* begin Supplied data *

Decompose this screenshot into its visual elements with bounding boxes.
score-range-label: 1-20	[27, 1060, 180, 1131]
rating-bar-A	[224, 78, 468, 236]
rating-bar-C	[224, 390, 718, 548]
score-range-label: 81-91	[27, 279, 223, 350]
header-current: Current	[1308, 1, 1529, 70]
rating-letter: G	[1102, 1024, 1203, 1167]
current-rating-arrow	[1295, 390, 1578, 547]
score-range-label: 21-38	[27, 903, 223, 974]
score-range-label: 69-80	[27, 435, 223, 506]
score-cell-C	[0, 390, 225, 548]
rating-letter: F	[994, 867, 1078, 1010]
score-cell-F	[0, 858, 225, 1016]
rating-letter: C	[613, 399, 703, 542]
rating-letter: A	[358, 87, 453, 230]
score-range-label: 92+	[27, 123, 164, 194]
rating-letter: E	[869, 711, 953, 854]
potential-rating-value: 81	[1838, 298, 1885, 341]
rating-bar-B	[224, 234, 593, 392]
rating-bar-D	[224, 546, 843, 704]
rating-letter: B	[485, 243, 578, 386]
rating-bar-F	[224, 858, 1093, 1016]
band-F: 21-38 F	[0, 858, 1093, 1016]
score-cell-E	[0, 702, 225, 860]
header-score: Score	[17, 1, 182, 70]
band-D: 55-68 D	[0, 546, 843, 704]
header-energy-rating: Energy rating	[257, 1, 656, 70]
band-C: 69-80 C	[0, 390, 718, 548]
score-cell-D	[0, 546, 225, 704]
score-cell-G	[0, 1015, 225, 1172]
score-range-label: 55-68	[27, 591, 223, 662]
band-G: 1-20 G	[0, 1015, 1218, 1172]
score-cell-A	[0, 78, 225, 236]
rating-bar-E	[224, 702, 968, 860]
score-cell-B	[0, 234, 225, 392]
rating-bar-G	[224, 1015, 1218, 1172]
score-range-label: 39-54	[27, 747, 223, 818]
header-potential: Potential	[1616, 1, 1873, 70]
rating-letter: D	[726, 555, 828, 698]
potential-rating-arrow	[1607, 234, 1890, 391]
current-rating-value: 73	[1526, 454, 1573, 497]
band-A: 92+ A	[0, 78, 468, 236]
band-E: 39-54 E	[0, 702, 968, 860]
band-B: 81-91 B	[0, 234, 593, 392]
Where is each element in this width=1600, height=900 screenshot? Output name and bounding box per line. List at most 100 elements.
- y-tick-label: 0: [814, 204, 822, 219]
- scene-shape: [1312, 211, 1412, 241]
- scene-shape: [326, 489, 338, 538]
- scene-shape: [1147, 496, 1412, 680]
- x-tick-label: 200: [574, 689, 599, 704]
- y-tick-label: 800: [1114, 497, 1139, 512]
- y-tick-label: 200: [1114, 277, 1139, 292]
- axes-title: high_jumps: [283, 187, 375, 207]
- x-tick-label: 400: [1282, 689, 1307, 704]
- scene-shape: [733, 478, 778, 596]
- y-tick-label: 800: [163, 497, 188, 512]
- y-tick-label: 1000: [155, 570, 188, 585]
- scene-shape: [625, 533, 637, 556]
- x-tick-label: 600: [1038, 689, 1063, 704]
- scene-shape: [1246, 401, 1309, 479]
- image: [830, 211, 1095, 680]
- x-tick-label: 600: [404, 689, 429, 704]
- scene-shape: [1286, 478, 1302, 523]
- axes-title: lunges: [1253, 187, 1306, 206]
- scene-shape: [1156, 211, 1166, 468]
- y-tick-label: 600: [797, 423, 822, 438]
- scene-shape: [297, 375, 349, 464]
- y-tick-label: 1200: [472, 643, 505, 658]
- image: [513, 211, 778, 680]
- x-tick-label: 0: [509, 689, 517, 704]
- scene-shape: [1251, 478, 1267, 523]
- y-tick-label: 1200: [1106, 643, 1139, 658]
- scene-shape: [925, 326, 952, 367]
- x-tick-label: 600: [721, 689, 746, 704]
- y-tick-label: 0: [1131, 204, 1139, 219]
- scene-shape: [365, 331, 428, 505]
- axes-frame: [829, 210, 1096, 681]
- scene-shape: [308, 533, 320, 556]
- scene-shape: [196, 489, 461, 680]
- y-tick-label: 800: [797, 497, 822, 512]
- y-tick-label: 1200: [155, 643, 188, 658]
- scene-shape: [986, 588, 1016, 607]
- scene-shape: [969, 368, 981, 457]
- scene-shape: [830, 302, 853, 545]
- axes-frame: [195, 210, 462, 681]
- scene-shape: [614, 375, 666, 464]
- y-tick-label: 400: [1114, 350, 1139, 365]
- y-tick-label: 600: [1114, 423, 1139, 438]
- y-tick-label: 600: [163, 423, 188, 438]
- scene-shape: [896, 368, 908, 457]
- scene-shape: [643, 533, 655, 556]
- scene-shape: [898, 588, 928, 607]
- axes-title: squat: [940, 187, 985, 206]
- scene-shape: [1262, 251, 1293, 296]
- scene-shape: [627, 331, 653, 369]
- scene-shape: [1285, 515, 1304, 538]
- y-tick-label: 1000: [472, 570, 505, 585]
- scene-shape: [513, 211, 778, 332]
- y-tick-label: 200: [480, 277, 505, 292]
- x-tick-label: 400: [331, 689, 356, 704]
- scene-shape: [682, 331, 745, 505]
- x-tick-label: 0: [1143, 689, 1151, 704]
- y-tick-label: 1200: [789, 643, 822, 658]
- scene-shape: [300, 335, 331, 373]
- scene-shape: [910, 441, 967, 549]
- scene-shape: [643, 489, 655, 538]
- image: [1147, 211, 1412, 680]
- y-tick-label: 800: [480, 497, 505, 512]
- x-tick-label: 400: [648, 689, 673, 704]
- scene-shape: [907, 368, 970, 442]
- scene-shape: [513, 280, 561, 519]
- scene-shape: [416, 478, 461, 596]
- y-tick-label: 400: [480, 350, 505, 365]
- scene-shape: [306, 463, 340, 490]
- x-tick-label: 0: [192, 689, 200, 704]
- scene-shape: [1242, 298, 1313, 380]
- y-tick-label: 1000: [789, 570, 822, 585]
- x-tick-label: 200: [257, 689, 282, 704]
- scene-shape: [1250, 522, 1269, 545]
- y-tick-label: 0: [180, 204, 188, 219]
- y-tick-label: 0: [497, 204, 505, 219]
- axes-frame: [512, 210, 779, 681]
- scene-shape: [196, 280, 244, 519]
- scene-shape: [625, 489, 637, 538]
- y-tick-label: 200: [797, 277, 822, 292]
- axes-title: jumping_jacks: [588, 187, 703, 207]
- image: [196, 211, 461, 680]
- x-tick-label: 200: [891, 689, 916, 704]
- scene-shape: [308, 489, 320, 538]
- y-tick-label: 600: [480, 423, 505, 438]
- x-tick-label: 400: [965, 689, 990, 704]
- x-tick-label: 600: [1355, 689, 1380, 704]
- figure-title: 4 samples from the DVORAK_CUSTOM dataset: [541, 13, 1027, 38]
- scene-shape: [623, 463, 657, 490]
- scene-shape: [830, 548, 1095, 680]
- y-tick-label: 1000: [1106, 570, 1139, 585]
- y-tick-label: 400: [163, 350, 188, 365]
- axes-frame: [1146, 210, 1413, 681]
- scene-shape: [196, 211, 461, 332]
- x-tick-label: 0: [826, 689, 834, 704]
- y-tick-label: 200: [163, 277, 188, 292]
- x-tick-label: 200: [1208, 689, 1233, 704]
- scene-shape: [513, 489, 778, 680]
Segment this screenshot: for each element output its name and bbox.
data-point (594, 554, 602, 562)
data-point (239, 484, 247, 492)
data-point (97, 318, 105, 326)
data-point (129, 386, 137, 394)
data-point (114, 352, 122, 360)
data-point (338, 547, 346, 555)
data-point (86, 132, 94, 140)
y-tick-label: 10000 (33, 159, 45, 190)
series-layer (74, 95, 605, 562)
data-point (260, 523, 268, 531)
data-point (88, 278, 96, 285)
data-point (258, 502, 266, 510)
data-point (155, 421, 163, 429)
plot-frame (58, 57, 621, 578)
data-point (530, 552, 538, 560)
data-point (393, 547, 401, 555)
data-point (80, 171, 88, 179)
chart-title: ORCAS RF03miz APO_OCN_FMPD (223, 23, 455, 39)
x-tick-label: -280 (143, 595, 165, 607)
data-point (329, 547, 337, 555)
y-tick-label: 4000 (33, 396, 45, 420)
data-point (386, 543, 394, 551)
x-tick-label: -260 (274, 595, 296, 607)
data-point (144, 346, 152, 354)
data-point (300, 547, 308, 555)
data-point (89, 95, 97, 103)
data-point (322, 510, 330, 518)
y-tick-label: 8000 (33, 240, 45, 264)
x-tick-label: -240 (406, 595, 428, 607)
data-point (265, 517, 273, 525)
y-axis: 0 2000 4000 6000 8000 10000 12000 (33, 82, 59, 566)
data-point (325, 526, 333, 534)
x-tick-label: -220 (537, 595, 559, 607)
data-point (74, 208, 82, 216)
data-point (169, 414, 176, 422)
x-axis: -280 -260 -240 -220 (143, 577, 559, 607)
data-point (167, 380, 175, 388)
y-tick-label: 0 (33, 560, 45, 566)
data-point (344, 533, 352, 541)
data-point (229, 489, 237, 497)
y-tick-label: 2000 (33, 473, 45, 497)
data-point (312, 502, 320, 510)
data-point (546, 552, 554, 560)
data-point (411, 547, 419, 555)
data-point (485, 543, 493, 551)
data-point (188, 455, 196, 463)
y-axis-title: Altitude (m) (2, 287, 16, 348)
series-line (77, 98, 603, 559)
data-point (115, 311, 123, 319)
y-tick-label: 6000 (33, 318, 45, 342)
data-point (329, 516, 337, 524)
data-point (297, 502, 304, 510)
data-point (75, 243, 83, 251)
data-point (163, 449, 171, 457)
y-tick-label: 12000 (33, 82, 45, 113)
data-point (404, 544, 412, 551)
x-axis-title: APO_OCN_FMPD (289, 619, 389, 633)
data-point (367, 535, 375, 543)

* end Supplied data *

* _Your objective_:
Render the lines from the start of the entries through the line containing "711, 953, 854]", inclusive, as a JSON list of strings with one string per line. Leave out any blank lines.

* _Full answer_:
[
  "Decompose this screenshot into its visual elements with bounding boxes.",
  "score-range-label: 1-20\t[27, 1060, 180, 1131]",
  "rating-bar-A\t[224, 78, 468, 236]",
  "rating-bar-C\t[224, 390, 718, 548]",
  "score-range-label: 81-91\t[27, 279, 223, 350]",
  "header-current: Current\t[1308, 1, 1529, 70]",
  "rating-letter: G\t[1102, 1024, 1203, 1167]",
  "current-rating-arrow\t[1295, 390, 1578, 547]",
  "score-range-label: 21-38\t[27, 903, 223, 974]",
  "score-range-label: 69-80\t[27, 435, 223, 506]",
  "score-cell-C\t[0, 390, 225, 548]",
  "rating-letter: F\t[994, 867, 1078, 1010]",
  "score-cell-F\t[0, 858, 225, 1016]",
  "rating-letter: C\t[613, 399, 703, 542]",
  "rating-letter: A\t[358, 87, 453, 230]",
  "score-range-label: 92+\t[27, 123, 164, 194]",
  "rating-letter: E\t[869, 711, 953, 854]"
]